:: Task objective ::
Pull every line holding the string "title" from the records below.

____

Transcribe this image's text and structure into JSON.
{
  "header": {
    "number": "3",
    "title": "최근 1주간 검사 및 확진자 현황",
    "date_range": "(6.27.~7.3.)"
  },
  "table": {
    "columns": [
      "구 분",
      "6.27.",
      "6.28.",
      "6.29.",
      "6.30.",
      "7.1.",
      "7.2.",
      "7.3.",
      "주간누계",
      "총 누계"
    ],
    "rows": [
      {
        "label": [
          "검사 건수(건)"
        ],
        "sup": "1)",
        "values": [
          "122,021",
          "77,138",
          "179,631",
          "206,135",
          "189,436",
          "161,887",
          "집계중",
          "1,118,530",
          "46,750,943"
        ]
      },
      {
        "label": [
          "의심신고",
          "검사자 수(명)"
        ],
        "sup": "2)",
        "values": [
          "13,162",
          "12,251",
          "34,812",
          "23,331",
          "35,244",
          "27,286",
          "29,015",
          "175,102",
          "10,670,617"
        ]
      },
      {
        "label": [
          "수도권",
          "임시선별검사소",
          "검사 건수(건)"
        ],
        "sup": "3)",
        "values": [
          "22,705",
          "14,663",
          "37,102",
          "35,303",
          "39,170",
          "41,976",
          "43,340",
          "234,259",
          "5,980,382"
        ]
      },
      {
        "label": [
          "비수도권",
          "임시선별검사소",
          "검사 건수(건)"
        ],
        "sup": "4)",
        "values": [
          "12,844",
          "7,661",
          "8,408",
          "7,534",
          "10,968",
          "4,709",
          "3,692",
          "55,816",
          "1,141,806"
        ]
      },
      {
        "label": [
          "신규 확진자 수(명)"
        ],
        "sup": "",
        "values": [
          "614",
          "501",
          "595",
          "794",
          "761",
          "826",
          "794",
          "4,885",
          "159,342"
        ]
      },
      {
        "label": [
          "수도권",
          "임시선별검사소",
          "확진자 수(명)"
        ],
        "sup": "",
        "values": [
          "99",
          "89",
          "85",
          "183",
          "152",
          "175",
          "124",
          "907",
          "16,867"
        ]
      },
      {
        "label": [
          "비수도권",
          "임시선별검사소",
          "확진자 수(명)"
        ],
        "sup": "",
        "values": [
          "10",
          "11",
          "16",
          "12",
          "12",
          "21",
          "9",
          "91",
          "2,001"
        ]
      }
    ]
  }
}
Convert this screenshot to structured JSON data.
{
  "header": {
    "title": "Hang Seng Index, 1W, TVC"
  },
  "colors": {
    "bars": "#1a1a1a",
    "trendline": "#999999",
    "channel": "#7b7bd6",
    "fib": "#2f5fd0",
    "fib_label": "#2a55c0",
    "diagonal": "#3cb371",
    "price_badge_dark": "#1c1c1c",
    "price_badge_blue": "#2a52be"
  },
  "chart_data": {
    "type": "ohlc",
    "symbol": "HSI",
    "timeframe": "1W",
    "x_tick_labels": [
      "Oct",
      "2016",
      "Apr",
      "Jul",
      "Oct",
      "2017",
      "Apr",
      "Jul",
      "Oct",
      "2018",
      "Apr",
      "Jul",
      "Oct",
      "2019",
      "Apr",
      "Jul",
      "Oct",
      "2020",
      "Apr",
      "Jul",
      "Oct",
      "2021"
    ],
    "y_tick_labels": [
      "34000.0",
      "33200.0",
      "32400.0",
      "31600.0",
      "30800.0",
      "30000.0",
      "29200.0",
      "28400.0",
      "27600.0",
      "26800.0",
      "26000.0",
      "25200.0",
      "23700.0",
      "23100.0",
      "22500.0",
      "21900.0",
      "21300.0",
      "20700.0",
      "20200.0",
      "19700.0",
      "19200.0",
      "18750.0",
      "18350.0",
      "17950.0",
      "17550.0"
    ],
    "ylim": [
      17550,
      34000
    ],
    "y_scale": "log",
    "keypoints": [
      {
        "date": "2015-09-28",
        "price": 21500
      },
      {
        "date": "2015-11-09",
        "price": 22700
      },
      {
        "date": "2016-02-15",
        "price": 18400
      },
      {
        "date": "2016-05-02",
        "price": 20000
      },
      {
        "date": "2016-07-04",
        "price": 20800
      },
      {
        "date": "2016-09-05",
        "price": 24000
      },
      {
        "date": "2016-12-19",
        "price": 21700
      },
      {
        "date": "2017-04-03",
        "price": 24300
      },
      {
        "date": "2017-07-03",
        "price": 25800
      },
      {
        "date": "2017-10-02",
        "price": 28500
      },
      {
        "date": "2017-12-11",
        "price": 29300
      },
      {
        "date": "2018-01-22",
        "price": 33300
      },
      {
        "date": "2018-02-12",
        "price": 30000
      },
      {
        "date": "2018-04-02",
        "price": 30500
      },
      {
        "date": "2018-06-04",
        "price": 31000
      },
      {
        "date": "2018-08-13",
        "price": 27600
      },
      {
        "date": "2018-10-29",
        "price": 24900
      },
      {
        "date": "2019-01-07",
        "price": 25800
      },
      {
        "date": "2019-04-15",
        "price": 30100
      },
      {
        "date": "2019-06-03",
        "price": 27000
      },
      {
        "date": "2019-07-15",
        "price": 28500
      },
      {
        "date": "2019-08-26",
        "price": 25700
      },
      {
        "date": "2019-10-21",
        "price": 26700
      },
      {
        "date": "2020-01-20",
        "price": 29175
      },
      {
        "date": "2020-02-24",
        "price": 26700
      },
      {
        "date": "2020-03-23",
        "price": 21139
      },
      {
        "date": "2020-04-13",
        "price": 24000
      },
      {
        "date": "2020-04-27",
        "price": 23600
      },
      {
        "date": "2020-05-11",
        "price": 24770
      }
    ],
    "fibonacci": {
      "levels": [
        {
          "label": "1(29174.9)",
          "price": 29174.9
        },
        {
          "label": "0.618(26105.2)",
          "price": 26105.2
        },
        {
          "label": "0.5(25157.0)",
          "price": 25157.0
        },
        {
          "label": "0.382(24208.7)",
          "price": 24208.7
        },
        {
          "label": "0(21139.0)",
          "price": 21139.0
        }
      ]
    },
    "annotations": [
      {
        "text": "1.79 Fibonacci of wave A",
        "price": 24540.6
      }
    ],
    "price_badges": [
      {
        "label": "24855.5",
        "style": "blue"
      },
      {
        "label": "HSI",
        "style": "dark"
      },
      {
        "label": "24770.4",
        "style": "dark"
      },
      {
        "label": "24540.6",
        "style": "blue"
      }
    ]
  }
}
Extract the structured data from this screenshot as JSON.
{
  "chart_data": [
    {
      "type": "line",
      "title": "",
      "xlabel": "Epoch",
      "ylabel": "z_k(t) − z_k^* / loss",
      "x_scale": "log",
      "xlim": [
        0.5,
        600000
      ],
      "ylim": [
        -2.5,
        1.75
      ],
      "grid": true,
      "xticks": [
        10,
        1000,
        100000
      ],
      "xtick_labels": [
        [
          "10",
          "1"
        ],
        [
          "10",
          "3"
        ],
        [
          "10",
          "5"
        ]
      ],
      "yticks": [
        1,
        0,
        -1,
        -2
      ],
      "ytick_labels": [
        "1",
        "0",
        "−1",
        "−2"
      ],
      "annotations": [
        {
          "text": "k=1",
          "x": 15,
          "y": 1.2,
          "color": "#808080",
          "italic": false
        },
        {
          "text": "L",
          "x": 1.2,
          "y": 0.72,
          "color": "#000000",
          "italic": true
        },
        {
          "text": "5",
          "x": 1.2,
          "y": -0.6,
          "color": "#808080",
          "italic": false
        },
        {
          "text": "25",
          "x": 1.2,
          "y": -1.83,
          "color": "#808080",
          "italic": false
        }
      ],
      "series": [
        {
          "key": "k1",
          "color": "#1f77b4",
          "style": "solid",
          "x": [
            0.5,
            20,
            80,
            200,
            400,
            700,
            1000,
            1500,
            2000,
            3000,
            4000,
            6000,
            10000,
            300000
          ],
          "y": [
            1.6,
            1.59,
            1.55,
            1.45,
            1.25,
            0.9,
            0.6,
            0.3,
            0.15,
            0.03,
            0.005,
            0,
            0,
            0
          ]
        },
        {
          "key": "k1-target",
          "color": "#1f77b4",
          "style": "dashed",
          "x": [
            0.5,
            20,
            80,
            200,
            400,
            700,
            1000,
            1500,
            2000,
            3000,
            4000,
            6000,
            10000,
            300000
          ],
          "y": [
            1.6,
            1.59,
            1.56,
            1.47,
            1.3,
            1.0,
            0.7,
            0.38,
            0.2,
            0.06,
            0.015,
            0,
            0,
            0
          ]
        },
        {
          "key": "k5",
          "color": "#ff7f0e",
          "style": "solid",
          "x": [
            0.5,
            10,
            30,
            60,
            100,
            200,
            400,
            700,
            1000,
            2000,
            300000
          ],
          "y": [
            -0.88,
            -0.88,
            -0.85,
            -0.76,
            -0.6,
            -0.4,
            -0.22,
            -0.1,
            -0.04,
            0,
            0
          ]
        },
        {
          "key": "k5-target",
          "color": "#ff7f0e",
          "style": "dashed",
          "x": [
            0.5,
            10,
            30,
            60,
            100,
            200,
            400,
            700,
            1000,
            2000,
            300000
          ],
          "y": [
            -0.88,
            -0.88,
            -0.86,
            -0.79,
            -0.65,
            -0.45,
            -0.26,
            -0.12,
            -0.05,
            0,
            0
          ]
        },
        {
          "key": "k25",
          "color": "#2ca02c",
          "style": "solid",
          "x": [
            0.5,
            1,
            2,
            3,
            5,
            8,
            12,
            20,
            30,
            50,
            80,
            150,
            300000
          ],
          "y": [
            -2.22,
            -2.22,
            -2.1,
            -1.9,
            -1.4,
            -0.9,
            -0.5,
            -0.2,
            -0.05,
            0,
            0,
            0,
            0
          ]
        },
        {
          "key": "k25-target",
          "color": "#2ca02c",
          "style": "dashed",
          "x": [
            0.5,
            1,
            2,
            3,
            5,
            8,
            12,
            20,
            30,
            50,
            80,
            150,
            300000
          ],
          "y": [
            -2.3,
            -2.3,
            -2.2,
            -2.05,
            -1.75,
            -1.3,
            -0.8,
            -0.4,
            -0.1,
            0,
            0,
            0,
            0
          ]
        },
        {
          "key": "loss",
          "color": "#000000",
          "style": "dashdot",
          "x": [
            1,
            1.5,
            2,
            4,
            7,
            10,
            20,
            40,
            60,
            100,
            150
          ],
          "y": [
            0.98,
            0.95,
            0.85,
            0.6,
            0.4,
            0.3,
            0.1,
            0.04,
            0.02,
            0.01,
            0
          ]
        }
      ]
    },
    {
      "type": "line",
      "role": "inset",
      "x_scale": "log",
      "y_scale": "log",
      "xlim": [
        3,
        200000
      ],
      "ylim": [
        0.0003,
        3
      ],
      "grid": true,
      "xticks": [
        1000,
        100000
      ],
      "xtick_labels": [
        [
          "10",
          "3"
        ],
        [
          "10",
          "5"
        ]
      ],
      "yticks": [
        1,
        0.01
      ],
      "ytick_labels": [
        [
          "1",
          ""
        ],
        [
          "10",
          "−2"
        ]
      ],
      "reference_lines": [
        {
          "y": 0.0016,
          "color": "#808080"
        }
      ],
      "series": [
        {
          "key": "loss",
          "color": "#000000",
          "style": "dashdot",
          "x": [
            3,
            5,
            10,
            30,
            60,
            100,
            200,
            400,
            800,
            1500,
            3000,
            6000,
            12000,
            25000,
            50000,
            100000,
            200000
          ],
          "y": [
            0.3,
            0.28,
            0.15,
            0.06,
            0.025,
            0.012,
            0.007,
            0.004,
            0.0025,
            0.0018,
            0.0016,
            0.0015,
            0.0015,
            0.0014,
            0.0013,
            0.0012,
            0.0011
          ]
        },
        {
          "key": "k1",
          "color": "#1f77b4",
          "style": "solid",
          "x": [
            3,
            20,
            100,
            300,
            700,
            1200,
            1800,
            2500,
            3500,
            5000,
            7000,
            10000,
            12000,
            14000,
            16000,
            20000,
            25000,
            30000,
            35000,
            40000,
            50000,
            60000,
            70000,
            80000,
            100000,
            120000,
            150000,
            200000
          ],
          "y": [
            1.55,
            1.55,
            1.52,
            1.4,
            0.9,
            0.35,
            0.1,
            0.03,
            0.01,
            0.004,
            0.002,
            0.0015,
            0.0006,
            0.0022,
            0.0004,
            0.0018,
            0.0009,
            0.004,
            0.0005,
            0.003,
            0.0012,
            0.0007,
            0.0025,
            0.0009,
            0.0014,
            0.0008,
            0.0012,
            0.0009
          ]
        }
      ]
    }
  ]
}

____

:: Correct result ::
    "title": "최근 1주간 검사 및 확진자 현황",
    "title": "Hang Seng Index, 1W, TVC"
      "title": "",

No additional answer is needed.